- _Problem_: Scan the material that follows. Copy every line containing the word "this".

- _Entries provided_:
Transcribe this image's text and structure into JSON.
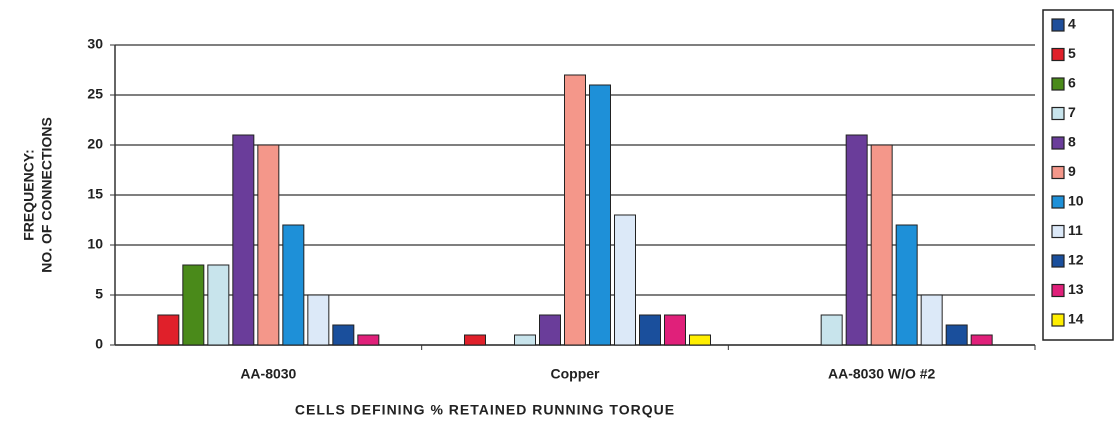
{
  "chart_data": {
    "type": "bar",
    "y_label": [
      "FREQUENCY:",
      "NO. OF CONNECTIONS"
    ],
    "x_label": "CELLS DEFINING % RETAINED RUNNING TORQUE",
    "categories": [
      "AA-8030",
      "Copper",
      "AA-8030 W/O #2"
    ],
    "ylim": [
      0,
      30
    ],
    "yticks": [
      0,
      5,
      10,
      15,
      20,
      25,
      30
    ],
    "grid": true,
    "legend": "right",
    "series": [
      {
        "name": "4",
        "color": "#1f4e9a",
        "values": [
          0,
          0,
          0
        ]
      },
      {
        "name": "5",
        "color": "#e0202a",
        "values": [
          3,
          1,
          0
        ]
      },
      {
        "name": "6",
        "color": "#4a8a1a",
        "values": [
          8,
          0,
          0
        ]
      },
      {
        "name": "7",
        "color": "#c8e4ec",
        "values": [
          8,
          1,
          3
        ]
      },
      {
        "name": "8",
        "color": "#6a3d9a",
        "values": [
          21,
          3,
          21
        ]
      },
      {
        "name": "9",
        "color": "#f4978a",
        "values": [
          20,
          27,
          20
        ]
      },
      {
        "name": "10",
        "color": "#1e90d8",
        "values": [
          12,
          26,
          12
        ]
      },
      {
        "name": "11",
        "color": "#dce9f8",
        "values": [
          5,
          13,
          5
        ]
      },
      {
        "name": "12",
        "color": "#1a4f9c",
        "values": [
          2,
          3,
          2
        ]
      },
      {
        "name": "13",
        "color": "#e0207a",
        "values": [
          1,
          3,
          1
        ]
      },
      {
        "name": "14",
        "color": "#ffee00",
        "values": [
          0,
          1,
          0
        ]
      }
    ]
  }
}
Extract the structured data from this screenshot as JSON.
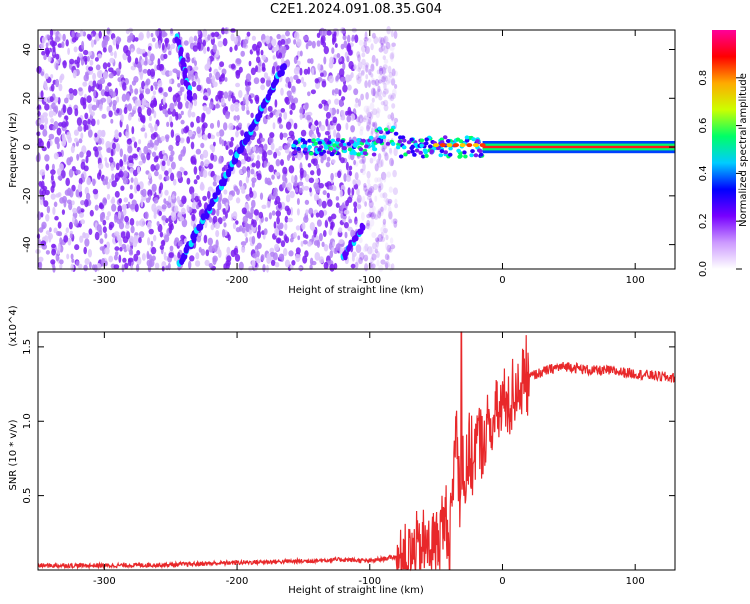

- _Task answer_:
Transcribe this image's text and structure into JSON.
Extract the structured data from this screenshot as JSON.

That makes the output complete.